**STATED GOAL:** Find the lines with the string "CBEU" and return them.

**RECORDS TO USE:**
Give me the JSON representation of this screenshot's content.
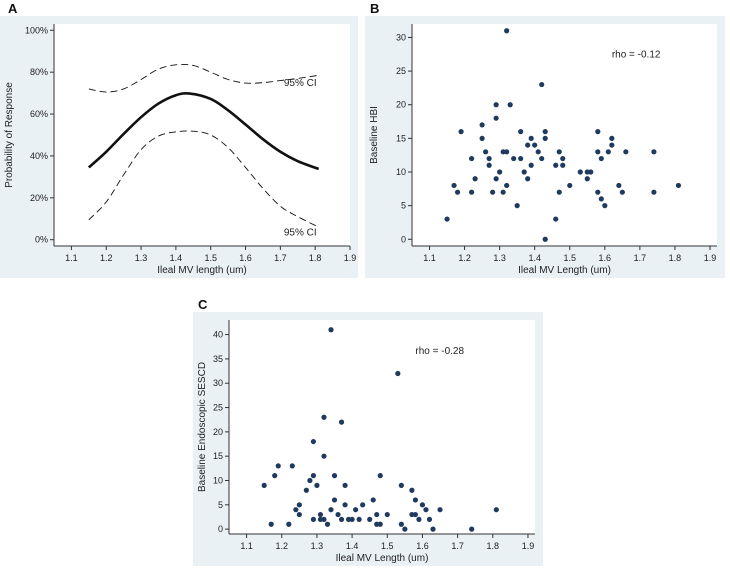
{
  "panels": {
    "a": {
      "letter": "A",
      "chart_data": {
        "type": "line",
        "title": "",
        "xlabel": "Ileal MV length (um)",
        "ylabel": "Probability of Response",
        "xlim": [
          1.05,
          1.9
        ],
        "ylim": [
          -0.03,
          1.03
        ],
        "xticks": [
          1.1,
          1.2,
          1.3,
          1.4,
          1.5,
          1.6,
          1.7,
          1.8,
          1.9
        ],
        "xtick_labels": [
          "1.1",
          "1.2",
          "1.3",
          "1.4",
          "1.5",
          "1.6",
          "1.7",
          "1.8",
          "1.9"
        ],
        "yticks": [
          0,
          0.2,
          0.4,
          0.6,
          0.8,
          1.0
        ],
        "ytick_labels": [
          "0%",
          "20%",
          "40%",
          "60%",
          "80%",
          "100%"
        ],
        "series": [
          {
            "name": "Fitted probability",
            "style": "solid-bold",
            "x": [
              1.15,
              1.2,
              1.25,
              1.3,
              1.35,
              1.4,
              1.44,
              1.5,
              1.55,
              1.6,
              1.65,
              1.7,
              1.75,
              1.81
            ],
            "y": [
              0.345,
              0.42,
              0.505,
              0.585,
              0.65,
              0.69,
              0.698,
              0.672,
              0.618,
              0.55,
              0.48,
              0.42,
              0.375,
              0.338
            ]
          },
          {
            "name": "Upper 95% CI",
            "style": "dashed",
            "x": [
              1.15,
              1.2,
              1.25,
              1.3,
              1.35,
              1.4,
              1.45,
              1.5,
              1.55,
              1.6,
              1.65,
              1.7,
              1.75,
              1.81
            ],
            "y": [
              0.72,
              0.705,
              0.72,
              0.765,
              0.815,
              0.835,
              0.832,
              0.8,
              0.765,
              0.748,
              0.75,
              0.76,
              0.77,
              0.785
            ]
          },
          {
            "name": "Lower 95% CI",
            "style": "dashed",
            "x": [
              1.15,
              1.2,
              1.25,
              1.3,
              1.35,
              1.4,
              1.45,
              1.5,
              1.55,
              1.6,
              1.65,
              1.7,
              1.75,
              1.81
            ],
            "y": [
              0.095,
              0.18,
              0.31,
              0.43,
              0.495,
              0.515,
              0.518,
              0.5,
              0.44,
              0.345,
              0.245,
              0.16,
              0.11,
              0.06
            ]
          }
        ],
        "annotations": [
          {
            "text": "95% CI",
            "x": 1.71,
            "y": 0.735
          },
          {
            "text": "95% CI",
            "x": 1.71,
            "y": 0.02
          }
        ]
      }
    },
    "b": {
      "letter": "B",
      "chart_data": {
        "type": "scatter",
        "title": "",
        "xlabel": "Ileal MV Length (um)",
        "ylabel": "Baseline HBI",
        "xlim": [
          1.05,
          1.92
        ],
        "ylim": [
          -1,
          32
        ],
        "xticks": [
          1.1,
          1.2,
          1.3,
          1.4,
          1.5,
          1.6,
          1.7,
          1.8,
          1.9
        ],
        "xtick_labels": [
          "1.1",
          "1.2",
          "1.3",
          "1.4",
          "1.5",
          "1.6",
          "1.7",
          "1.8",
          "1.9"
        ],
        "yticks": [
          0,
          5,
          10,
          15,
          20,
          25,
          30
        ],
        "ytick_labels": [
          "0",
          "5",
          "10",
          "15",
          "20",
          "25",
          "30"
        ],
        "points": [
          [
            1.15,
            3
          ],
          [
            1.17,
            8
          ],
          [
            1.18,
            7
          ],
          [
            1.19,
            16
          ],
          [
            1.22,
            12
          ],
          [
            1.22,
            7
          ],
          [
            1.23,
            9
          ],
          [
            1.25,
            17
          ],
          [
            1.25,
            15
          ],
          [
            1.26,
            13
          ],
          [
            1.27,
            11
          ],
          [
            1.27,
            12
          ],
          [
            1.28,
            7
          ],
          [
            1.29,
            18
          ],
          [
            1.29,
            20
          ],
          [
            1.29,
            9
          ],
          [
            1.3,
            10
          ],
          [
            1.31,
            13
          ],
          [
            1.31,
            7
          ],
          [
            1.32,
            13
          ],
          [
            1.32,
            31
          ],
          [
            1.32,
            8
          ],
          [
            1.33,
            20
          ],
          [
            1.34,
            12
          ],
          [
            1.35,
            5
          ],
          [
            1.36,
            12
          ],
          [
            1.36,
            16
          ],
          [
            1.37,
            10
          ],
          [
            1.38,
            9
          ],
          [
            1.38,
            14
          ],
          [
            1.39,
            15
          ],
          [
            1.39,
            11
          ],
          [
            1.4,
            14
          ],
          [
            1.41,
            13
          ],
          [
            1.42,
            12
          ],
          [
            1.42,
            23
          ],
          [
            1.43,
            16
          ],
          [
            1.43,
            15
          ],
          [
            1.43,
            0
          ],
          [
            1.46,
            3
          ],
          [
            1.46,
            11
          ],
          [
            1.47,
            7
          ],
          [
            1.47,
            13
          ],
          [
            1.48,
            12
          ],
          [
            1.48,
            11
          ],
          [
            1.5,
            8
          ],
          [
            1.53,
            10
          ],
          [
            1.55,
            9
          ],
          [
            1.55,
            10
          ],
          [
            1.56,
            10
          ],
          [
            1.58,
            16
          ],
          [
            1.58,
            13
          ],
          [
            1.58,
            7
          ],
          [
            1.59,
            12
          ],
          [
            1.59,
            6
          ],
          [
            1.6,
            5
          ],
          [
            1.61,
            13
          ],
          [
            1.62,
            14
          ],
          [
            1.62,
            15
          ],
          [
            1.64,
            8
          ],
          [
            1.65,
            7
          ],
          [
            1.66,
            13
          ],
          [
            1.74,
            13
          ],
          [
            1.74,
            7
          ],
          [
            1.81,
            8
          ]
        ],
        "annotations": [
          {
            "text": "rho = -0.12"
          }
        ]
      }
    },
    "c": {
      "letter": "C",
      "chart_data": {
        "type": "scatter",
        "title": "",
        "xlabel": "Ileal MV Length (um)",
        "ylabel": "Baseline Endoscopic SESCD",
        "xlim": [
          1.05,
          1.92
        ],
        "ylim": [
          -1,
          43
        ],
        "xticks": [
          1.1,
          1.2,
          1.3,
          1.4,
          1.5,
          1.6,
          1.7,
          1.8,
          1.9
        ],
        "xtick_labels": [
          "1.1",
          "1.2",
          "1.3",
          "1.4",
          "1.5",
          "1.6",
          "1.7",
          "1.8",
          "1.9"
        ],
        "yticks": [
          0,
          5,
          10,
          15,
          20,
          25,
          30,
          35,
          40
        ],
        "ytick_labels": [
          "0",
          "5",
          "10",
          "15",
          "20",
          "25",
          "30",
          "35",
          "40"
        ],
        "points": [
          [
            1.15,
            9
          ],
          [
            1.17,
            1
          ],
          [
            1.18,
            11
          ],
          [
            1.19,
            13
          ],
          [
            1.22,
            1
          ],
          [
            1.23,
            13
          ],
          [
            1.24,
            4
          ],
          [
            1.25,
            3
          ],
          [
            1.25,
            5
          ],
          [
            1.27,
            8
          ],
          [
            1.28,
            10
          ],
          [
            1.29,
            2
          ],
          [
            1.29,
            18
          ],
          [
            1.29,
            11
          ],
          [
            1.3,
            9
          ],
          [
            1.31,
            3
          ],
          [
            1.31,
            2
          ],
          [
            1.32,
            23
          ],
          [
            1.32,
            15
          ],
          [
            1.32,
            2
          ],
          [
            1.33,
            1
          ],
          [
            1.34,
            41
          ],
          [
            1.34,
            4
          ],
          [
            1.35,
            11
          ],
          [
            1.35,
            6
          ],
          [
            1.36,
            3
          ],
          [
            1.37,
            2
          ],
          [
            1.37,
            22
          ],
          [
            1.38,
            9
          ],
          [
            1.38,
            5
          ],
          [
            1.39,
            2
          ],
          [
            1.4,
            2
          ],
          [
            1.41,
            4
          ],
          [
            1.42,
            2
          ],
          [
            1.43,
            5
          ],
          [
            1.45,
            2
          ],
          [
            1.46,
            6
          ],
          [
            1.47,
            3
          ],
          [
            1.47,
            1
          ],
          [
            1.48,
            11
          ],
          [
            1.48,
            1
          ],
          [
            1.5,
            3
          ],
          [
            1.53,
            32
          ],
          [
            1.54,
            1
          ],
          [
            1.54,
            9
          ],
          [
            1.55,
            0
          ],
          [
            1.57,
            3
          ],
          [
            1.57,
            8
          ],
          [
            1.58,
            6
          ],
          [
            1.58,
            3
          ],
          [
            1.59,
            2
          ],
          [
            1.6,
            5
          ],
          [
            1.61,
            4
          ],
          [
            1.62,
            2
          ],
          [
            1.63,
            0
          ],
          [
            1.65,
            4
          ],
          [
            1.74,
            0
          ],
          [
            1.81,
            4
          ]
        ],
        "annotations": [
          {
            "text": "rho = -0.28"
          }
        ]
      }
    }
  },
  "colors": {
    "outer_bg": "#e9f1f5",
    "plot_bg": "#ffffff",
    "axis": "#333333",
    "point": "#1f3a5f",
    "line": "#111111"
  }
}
---
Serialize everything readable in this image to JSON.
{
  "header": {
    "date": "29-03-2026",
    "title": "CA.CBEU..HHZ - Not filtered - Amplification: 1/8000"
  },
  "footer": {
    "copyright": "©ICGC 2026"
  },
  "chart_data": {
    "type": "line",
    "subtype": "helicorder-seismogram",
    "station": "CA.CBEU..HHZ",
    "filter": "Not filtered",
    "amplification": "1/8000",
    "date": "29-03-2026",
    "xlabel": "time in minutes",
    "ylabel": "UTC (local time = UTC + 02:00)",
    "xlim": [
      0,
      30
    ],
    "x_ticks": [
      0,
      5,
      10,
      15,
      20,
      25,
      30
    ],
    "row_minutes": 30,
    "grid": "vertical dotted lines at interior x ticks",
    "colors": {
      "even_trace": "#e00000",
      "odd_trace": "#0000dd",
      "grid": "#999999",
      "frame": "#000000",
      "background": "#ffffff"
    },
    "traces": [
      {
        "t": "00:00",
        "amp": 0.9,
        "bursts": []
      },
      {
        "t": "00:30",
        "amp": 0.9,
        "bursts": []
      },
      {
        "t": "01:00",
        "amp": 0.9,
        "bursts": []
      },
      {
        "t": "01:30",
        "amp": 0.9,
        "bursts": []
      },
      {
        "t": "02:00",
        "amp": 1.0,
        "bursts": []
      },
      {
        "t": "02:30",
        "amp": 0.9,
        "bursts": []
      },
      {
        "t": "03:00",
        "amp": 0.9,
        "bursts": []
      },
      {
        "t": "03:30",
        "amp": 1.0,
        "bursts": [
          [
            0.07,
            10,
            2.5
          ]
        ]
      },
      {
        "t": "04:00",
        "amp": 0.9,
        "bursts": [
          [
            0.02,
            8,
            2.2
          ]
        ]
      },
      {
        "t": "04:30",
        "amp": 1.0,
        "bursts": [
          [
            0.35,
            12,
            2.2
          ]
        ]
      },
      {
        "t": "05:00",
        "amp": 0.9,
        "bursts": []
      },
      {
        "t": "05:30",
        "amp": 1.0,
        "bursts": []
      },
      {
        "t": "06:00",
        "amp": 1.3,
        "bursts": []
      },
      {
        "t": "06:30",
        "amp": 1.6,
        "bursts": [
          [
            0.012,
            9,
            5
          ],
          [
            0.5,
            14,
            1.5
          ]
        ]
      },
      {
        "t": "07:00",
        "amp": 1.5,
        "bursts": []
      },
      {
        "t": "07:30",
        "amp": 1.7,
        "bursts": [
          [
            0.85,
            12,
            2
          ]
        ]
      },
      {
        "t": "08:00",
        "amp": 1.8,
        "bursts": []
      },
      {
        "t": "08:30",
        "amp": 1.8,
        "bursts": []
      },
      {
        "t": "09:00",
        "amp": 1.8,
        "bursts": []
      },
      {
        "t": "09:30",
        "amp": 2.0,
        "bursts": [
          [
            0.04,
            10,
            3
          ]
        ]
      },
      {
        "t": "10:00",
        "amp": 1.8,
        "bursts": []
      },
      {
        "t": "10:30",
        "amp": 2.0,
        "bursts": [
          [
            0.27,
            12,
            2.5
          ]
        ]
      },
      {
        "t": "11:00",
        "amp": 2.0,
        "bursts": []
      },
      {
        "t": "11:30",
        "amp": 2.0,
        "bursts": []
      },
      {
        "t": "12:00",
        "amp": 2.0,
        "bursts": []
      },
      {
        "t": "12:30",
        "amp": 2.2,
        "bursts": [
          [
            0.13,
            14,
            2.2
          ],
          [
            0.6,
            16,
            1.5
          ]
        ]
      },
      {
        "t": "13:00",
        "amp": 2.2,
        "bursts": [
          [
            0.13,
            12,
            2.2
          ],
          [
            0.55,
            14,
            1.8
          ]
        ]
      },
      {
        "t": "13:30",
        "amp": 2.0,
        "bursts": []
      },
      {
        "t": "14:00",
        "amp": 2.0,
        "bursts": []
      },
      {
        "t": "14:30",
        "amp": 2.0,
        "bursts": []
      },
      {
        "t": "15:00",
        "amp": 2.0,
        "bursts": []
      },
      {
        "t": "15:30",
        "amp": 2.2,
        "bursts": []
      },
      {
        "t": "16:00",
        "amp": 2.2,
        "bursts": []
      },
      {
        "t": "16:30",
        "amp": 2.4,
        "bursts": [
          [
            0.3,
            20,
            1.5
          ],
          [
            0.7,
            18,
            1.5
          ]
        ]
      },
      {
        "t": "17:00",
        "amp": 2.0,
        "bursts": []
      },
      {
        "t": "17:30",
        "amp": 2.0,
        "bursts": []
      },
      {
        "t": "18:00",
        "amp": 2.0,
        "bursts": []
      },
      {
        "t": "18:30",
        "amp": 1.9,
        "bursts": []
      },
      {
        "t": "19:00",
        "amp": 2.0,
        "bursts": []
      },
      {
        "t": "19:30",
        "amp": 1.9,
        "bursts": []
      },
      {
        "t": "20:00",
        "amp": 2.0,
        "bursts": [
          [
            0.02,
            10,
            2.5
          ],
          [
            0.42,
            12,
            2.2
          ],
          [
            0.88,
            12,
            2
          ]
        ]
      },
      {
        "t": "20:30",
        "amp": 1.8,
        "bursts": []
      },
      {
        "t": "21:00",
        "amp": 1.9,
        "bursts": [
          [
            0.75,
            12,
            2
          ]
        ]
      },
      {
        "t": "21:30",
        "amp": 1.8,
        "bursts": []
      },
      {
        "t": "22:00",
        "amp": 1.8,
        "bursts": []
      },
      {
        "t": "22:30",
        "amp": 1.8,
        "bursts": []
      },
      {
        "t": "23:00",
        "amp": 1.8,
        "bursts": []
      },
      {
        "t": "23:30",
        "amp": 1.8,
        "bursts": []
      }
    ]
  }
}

**SOLUTION:**
    "title": "CA.CBEU..HHZ - Not filtered - Amplification: 1/8000"
    "station": "CA.CBEU..HHZ",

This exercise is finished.